- Sovereign state: United Kingdom
- Constituent country: England
- Region: West Midlands
- Administrative county: Warwickshire
- District: North Warwickshire
- Admin. HQ: Wood End (De facto)

Government
- • Type: Ward
- • Councillors: Ann Lewis (Lab), Hayden Phillip (Lab)
- Time zone: UTC+0 (Greenwich Mean Time)
- • Summer (DST): UTC+1 (British Summer Time)
- Postcode: CV and B
- Ethnicity: 99.5% White British
- Website: Kingsbury Parish Council

= Hurley and Wood End =

Hurley and Wood End is a ward within North Warwickshire, it is named after the villages of Hurley and Wood End, the ward also contains the villages of Piccadilly, Hurley Common and Foul End. The ward is covered by Kingsbury Civil Parish.

==Profile==
The ward is within the mining area of the Warwickshire Coalfield. There were two mines in the ward one being Kingsbury Colliery near Piccadilly which closed 1968 and Dexter Colliery in Hurley which closed in the 1980s. Kingsbury Oil Terminal also lies within the Ward. Because of the wards status as an old mining community it is considered a Safe Labour seat.

━━━━━━━━━━━━━━━━

#### [Goals]
[1] For each statement about the Hurley and Wood End ward text, answer yes or no and quote the words from the text that settle it.
(a) Kingsbury Colliery closed in 1968.
(b) Dexter Colliery was in Wood End.
(c) Kingsbury Civil Parish covers the ward.
[2] Using the Hurley and Wood End ward text, answer these questions:
(a) Which administrative county is the ward in?
(b) Who are the ward's councillors?
(c) Which oil facility lies within the ward?
[3] Continue the Hurley and Wood End ward text, starting after its final sentence.

━━━━━━━━━━━━━━━━

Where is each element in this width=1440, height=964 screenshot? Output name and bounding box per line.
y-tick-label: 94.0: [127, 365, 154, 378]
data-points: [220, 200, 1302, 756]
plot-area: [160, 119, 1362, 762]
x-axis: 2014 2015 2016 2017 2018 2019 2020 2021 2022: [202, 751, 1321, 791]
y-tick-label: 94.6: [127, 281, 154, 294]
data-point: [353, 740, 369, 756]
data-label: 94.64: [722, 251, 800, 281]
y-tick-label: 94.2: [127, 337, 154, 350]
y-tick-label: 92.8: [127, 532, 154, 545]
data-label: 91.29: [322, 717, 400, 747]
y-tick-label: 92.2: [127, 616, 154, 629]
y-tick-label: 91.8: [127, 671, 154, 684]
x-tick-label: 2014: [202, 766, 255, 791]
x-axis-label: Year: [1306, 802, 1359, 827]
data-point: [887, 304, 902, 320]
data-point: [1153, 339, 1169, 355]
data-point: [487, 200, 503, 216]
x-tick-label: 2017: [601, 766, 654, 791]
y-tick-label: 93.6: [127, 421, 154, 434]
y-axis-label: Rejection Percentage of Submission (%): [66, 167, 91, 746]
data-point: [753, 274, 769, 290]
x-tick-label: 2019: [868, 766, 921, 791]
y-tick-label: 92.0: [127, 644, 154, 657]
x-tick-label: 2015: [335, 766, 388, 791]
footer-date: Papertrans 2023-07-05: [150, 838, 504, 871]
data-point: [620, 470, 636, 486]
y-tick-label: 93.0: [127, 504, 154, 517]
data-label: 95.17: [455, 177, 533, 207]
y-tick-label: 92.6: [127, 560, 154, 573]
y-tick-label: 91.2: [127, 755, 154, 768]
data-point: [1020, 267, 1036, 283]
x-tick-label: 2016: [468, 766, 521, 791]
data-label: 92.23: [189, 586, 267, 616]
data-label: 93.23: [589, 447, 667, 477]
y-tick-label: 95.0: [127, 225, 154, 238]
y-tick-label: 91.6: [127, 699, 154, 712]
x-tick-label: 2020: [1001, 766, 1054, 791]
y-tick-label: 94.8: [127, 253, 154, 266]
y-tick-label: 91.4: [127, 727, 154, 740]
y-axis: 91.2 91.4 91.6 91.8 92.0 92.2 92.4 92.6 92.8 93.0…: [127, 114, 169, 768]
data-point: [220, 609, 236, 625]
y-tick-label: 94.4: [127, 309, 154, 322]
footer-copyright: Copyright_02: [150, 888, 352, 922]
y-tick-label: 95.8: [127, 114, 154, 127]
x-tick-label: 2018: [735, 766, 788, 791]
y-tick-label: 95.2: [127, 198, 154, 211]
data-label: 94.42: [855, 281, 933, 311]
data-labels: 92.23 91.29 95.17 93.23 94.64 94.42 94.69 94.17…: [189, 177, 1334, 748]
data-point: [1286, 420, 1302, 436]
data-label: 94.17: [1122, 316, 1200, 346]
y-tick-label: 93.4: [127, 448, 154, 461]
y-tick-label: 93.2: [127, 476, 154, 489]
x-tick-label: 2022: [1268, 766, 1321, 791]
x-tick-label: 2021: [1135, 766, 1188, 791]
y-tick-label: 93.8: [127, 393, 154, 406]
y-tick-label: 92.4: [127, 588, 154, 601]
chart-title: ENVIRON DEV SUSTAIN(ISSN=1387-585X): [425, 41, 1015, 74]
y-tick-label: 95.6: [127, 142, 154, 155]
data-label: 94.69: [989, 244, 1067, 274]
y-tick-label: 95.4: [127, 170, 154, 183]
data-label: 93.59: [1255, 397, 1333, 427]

━━━━━━━━━━━━━━━━

#### [Answers provided]
[1]
(a) Yes: "Kingsbury Colliery near Piccadilly which closed 1968"
(b) No: "Dexter Colliery in Hurley which closed in the 1980s"
(c) Yes: "The ward is covered by Kingsbury Civil Parish."

[2]
(a) Warwickshire
(b) Ann Lewis (Lab) and Hayden Phillip (Lab)
(c) Kingsbury Oil Terminal

[3]
==Settlements==

===Wood End===

Wood End is the largest settlement in the village and is home to both councillors of the ward, Wood End dates from 1890 and is an old Pit village it has a school, a church and several shops, a village hall and a garage.

===Hurley===

Hurley the oldest village is the ward and the second largest Hurley dates from before the mining era of the 1890s. it has a shop, a school, a church, 2 pubs (The Anchor Inn also The Holly Bush Inn) and a village hall.

===Piccadilly===

Piccadilly is a Hamlet in the ward, it is the newest settlement in the ward dating from 1904 and is named after Piccadilly in London, Piccadilly is the only settlement with a Birmingham (B) postcode.

===Foul End===

Foul End is an area to the south of Hurley, Foul End Consists of several farms.

===Hurley Common===

Hurley Common is the smallest settlement in the ward and is just a simple hamlet with a pub.

==Election results==

Local Election 2011: Hurley and Wood End (2 Councillors)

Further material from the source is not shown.